Figure contents as structured data
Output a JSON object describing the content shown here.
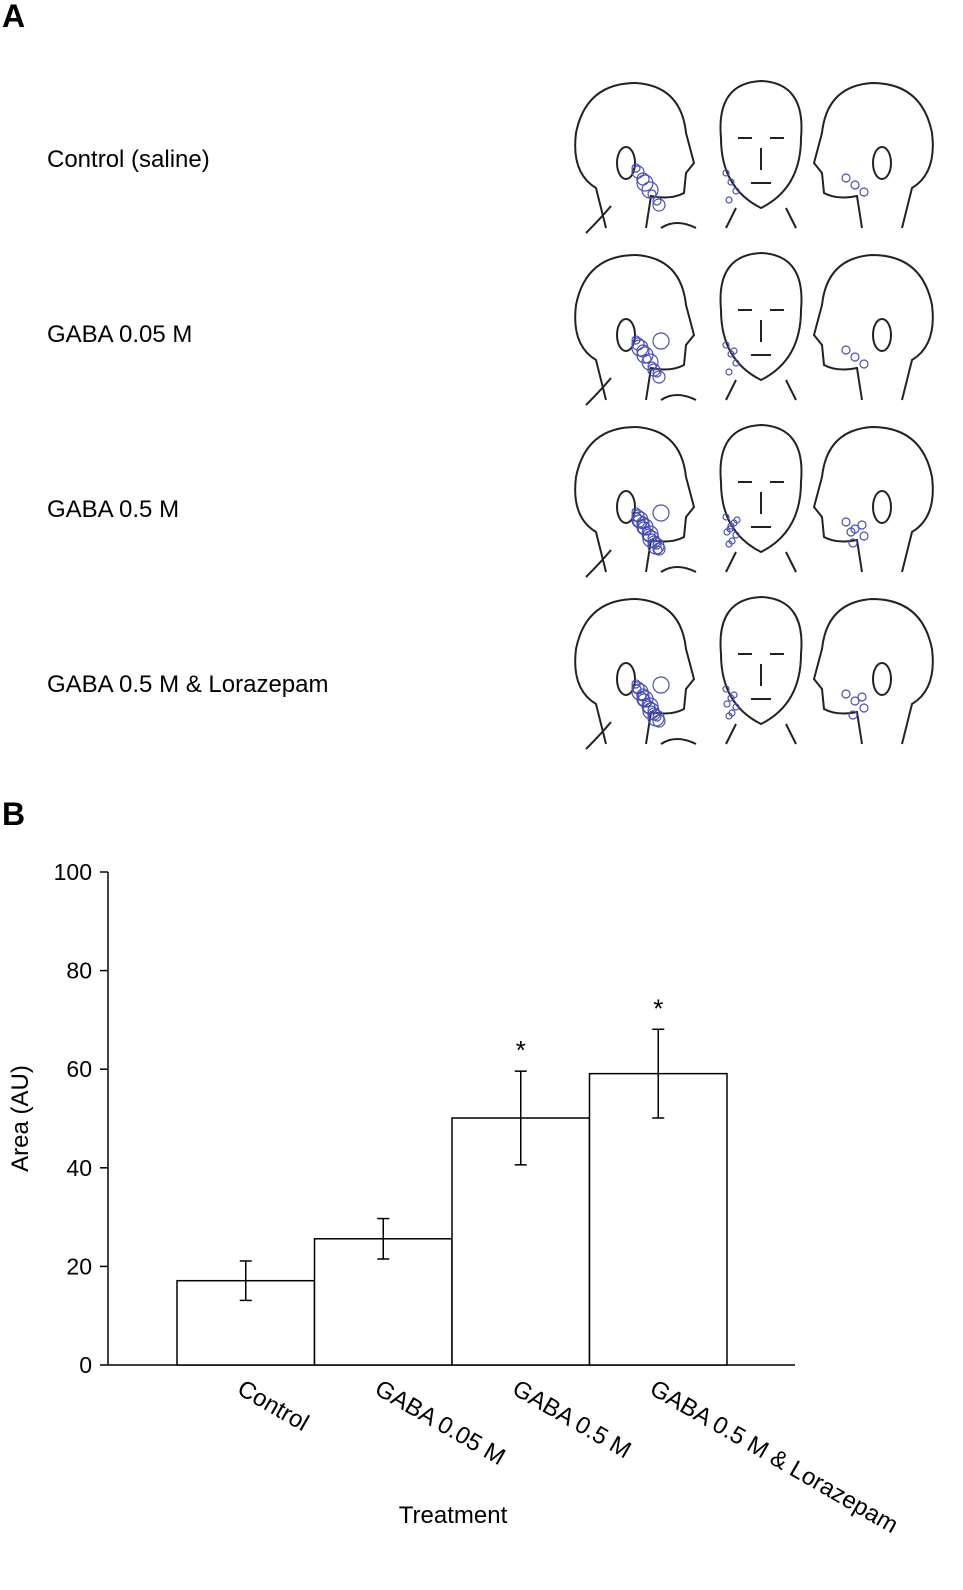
{
  "panel_a": {
    "label": "A",
    "rows": [
      {
        "label": "Control (saline)"
      },
      {
        "label": "GABA 0.05 M"
      },
      {
        "label": "GABA 0.5 M"
      },
      {
        "label": "GABA 0.5 M & Lorazepam"
      }
    ],
    "head_views": [
      "left-profile",
      "front",
      "right-profile"
    ],
    "pain_mark_color": "#4a4fb5"
  },
  "panel_b": {
    "label": "B"
  },
  "chart_data": {
    "type": "bar",
    "title": "",
    "xlabel": "Treatment",
    "ylabel": "Area (AU)",
    "ylim": [
      0,
      100
    ],
    "yticks": [
      0,
      20,
      40,
      60,
      80,
      100
    ],
    "categories": [
      "Control",
      "GABA 0.05 M",
      "GABA 0.5 M",
      "GABA 0.5 M & Lorazepam"
    ],
    "values": [
      17.1,
      25.6,
      50.1,
      59.1
    ],
    "error": [
      4.0,
      4.1,
      9.5,
      9.0
    ],
    "annotations": [
      "",
      "",
      "*",
      "*"
    ],
    "grid": false,
    "bar_color": "#ffffff"
  }
}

** Task statement **
Reproduce the listing exactly. Leave its pictures out.

** Result of the exercise **
Output a JSON object describing the content shown here.
{
  "panel_a": {
    "label": "A",
    "rows": [
      {
        "label": "Control (saline)"
      },
      {
        "label": "GABA 0.05 M"
      },
      {
        "label": "GABA 0.5 M"
      },
      {
        "label": "GABA 0.5 M & Lorazepam"
      }
    ],
    "head_views": [
      "left-profile",
      "front",
      "right-profile"
    ],
    "pain_mark_color": "#4a4fb5"
  },
  "panel_b": {
    "label": "B"
  },
  "chart_data": {
    "type": "bar",
    "title": "",
    "xlabel": "Treatment",
    "ylabel": "Area (AU)",
    "ylim": [
      0,
      100
    ],
    "yticks": [
      0,
      20,
      40,
      60,
      80,
      100
    ],
    "categories": [
      "Control",
      "GABA 0.05 M",
      "GABA 0.5 M",
      "GABA 0.5 M & Lorazepam"
    ],
    "values": [
      17.1,
      25.6,
      50.1,
      59.1
    ],
    "error": [
      4.0,
      4.1,
      9.5,
      9.0
    ],
    "annotations": [
      "",
      "",
      "*",
      "*"
    ],
    "grid": false,
    "bar_color": "#ffffff"
  }
}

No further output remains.